-- Start of Excerpt provided --

Chief Government Whip
- In office July 15, 2013 – 4 August 2015
- Prime Minister: Stephen Harper
- Preceded by: Gordon O'Connor
- Succeeded by: Andrew Leslie

Minister of Aboriginal Affairs and Northern Development
- In office August 6, 2010 – February 15, 2013
- Prime Minister: Stephen Harper
- Preceded by: Chuck Strahl
- Succeeded by: James Moore

Member of Parliament for Vancouver Island North (North Island—Powell River; 1993–1997)
- In office October 25, 1993 – January 23, 2006
- Preceded by: Ray Skelly
- Succeeded by: Catherine J. Bell
- In office October 14, 2008 – October 19, 2015
- Preceded by: Catherine J. Bell
- Succeeded by: Rachel Blaney

Personal details
- Born: John Morris Duncan December 19, 1948 (age 77) Winnipeg, Manitoba, Canada
- Party: Conservative
- Profession: Forestry

= John Duncan (Canadian politician) =

Canadian politician

John Morris Duncan (born December 19, 1948) is a Canadian politician. He served as a Member of the Parliament of Canada from 1993 to January 2006 and again from October 2008 until August 2015. On August 6, 2010, he was appointed to the Canadian Cabinet as Minister of Aboriginal Affairs and Northern Development, Federal Interlocutor for Métis and Non-Status Indians, and Minister responsible for the Canadian Northern Economic Development Agency until his resignation on February 15, 2013 over his inappropriate written communication to the Tax Court of Canada. He later returned to Cabinet as Chief Government Whip, and served in that capacity until the 2015 election, which saw both Duncan's own defeat and the defeat of the government.

==Education==
Born in Winnipeg, Manitoba, and raised in British Columbia, Duncan attended the University of British Columbia and graduated with a B.Sc. F from their Faculty of Forestry in 1972. Duncan's first experience as an elected official was as an alderman in Ucluelet, British Columbia from 1982 to 1983.

-- End of Excerpt provided --

What to do:
**1.** According to the John Duncan biography, what degree did Duncan earn from the University of British Columbia's Faculty of Forestry, and in what year?
**2.** Extend the John Duncan biography with new text that picks up after its final sentence.
The material that comes next is separate from the John Duncan biography.

-- Start of Data excerpt --

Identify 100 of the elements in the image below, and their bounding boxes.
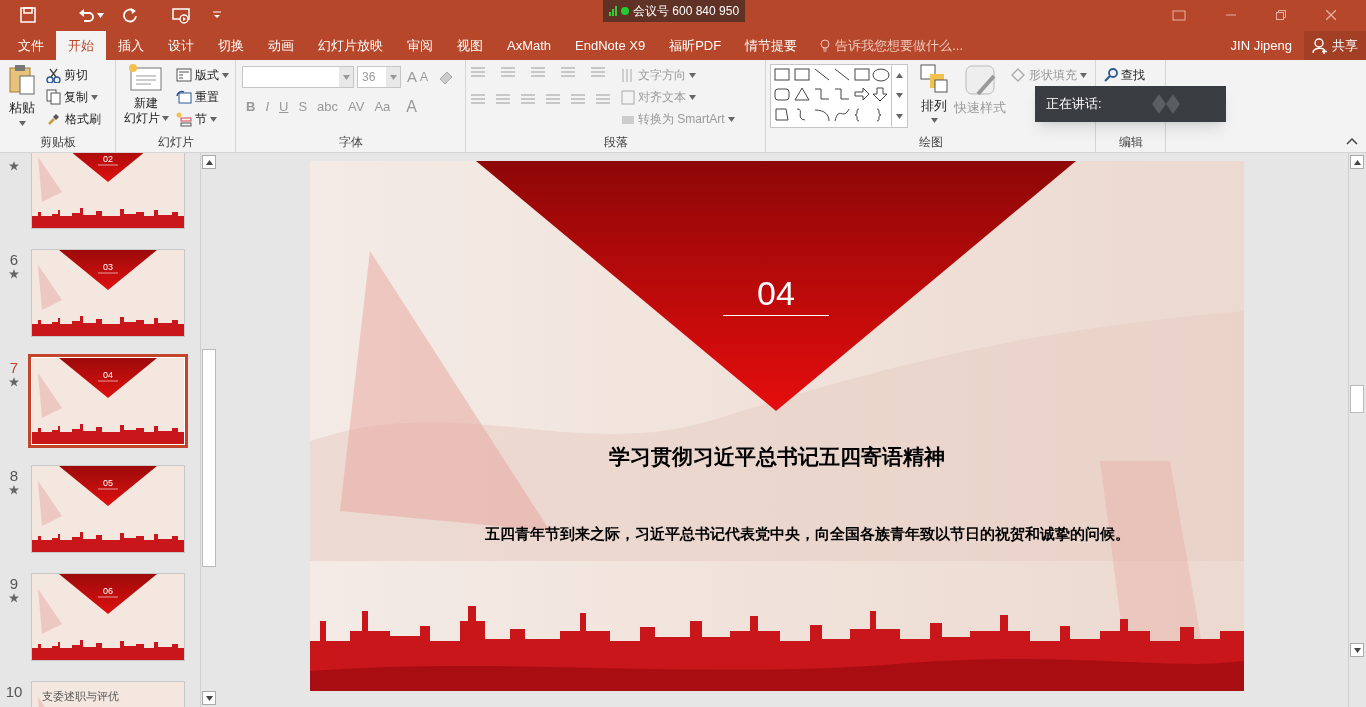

-- End of Data excerpt --

Answers to the tasks:
**1.** He earned a B.Sc. F in 1972.

**2.**
==Entrance to politics==
In the 1993 election, Duncan was elected as a member of the Reform Party. He has served in all that party's incarnations up until the 2006 federal election, when he lost his seat to Catherine J. Bell of the New Democratic Party by 630 votes.

Duncan was the Conservative Party's Official Opposition Critic for Natural Resources. During that time he served on the Natural Resources Committee. He helped shape Conservative Party policy on west coast offshore oil and gas, softwood lumber trade and the pine beetle epidemic.

While in parliament, he was a member of the "Restaurant Caucus" in the House of Commons, a group of MPs who have interests in the restaurant industry.

Duncan's Private Member's Bill C - 259 passed the 38th Parliament to receive Royal Assent to eliminate the excise tax on jewelry. Duncan made parliamentary history as the first MP to have a Private Member's bill related to cutting taxation pass.

He won the Vancouver Island North Conservative Party nomination for the 2008 federal election and was elected with 45.78% of the vote.

On December 2, 2008, the New Democratic Party asked the RCMP to investigate John Duncan's alleged secret recording of a private NDP conference. He had apparently received the invitation to participate by mistake, in place of NDP MP Linda Duncan who had "a similar email address". This happened within the context of the 2008–09 Canadian parliamentary dispute.

On August 6, 2010, in a minor cabinet shuffle, he joined cabinet as Minister of Aboriginal Affairs and Northern Development.

Under the Harper government, several key bills with a direct effect on aboriginal communities have stalled. As a result, First Nations across Canada have embarked on a widespread and prolonged series of demonstrations under the banner of "Idle No More". In addition, Attawapiskat chief Theresa Spence began a fast in December 2012 to demand a meeting with Harper and a Crown representative.
In response, Duncan wrote to Spence requesting she give up her hunger strike and meet with him. "I didn't ask for Minister Duncan," Spence replied. "And I have dealt with him before. When I observe him, he doesn't have a mind of his own because, before he would answer a question, he would always look at his people. He's not the Prime Minister."

On February 15, 2013, he resigned from his cabinet position as Minister of Aboriginal Affairs and Northern Development after improperly advocating to a tax court on behalf of a constituent in June 2011, and was replaced by James Moore. He returned to cabinet in the more junior role as Minister of State and Chief Government Whip in July 2013.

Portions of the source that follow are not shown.